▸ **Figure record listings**
==================================================

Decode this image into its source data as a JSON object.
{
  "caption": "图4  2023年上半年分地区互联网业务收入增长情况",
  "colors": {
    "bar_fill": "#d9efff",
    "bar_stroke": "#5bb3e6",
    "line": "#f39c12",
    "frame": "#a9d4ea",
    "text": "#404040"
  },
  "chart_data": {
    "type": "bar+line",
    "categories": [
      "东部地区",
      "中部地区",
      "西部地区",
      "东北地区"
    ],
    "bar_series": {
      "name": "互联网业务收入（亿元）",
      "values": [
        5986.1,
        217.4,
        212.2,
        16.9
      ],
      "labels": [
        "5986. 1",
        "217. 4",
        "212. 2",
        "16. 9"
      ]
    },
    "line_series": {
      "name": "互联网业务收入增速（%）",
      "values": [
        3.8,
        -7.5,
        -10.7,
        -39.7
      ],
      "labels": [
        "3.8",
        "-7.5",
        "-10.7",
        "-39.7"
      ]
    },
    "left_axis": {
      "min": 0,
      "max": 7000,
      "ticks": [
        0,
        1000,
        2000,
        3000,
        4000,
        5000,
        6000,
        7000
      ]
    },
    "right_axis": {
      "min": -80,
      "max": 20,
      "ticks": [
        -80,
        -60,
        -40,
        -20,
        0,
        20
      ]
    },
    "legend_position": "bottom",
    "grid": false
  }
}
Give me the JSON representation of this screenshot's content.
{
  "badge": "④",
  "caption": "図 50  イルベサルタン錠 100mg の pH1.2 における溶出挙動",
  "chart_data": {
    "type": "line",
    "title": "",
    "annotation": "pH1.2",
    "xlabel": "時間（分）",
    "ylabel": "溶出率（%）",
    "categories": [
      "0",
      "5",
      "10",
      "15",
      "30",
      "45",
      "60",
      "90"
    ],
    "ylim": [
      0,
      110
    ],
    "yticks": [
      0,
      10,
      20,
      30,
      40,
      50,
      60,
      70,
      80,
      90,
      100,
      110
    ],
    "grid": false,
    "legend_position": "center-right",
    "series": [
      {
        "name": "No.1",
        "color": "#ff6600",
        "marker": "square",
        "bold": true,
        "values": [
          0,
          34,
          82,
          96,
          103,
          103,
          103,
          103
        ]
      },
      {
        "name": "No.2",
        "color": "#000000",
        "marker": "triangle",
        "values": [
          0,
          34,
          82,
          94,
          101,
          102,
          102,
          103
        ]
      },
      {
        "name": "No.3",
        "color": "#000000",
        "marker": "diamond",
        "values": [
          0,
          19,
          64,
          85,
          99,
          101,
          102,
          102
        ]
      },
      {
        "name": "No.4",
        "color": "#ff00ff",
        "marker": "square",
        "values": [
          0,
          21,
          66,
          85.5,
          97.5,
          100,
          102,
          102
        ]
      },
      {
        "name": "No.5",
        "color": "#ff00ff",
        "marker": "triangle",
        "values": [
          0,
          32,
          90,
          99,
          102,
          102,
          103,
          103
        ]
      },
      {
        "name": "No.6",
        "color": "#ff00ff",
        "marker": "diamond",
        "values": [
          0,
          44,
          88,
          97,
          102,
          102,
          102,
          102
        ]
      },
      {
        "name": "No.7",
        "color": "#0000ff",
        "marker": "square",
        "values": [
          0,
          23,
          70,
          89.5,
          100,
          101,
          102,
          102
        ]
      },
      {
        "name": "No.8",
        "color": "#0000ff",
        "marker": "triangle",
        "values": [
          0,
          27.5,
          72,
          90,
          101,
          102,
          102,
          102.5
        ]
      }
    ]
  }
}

==================================================

Above are some records. Print them all exactly.

Decode this image into its source data as a JSON object.
{
  "caption": "图4  2023年上半年分地区互联网业务收入增长情况",
  "colors": {
    "bar_fill": "#d9efff",
    "bar_stroke": "#5bb3e6",
    "line": "#f39c12",
    "frame": "#a9d4ea",
    "text": "#404040"
  },
  "chart_data": {
    "type": "bar+line",
    "categories": [
      "东部地区",
      "中部地区",
      "西部地区",
      "东北地区"
    ],
    "bar_series": {
      "name": "互联网业务收入（亿元）",
      "values": [
        5986.1,
        217.4,
        212.2,
        16.9
      ],
      "labels": [
        "5986. 1",
        "217. 4",
        "212. 2",
        "16. 9"
      ]
    },
    "line_series": {
      "name": "互联网业务收入增速（%）",
      "values": [
        3.8,
        -7.5,
        -10.7,
        -39.7
      ],
      "labels": [
        "3.8",
        "-7.5",
        "-10.7",
        "-39.7"
      ]
    },
    "left_axis": {
      "min": 0,
      "max": 7000,
      "ticks": [
        0,
        1000,
        2000,
        3000,
        4000,
        5000,
        6000,
        7000
      ]
    },
    "right_axis": {
      "min": -80,
      "max": 20,
      "ticks": [
        -80,
        -60,
        -40,
        -20,
        0,
        20
      ]
    },
    "legend_position": "bottom",
    "grid": false
  }
}
Give me the JSON representation of this screenshot's content.
{
  "badge": "④",
  "caption": "図 50  イルベサルタン錠 100mg の pH1.2 における溶出挙動",
  "chart_data": {
    "type": "line",
    "title": "",
    "annotation": "pH1.2",
    "xlabel": "時間（分）",
    "ylabel": "溶出率（%）",
    "categories": [
      "0",
      "5",
      "10",
      "15",
      "30",
      "45",
      "60",
      "90"
    ],
    "ylim": [
      0,
      110
    ],
    "yticks": [
      0,
      10,
      20,
      30,
      40,
      50,
      60,
      70,
      80,
      90,
      100,
      110
    ],
    "grid": false,
    "legend_position": "center-right",
    "series": [
      {
        "name": "No.1",
        "color": "#ff6600",
        "marker": "square",
        "bold": true,
        "values": [
          0,
          34,
          82,
          96,
          103,
          103,
          103,
          103
        ]
      },
      {
        "name": "No.2",
        "color": "#000000",
        "marker": "triangle",
        "values": [
          0,
          34,
          82,
          94,
          101,
          102,
          102,
          103
        ]
      },
      {
        "name": "No.3",
        "color": "#000000",
        "marker": "diamond",
        "values": [
          0,
          19,
          64,
          85,
          99,
          101,
          102,
          102
        ]
      },
      {
        "name": "No.4",
        "color": "#ff00ff",
        "marker": "square",
        "values": [
          0,
          21,
          66,
          85.5,
          97.5,
          100,
          102,
          102
        ]
      },
      {
        "name": "No.5",
        "color": "#ff00ff",
        "marker": "triangle",
        "values": [
          0,
          32,
          90,
          99,
          102,
          102,
          103,
          103
        ]
      },
      {
        "name": "No.6",
        "color": "#ff00ff",
        "marker": "diamond",
        "values": [
          0,
          44,
          88,
          97,
          102,
          102,
          102,
          102
        ]
      },
      {
        "name": "No.7",
        "color": "#0000ff",
        "marker": "square",
        "values": [
          0,
          23,
          70,
          89.5,
          100,
          101,
          102,
          102
        ]
      },
      {
        "name": "No.8",
        "color": "#0000ff",
        "marker": "triangle",
        "values": [
          0,
          27.5,
          72,
          90,
          101,
          102,
          102,
          102.5
        ]
      }
    ]
  }
}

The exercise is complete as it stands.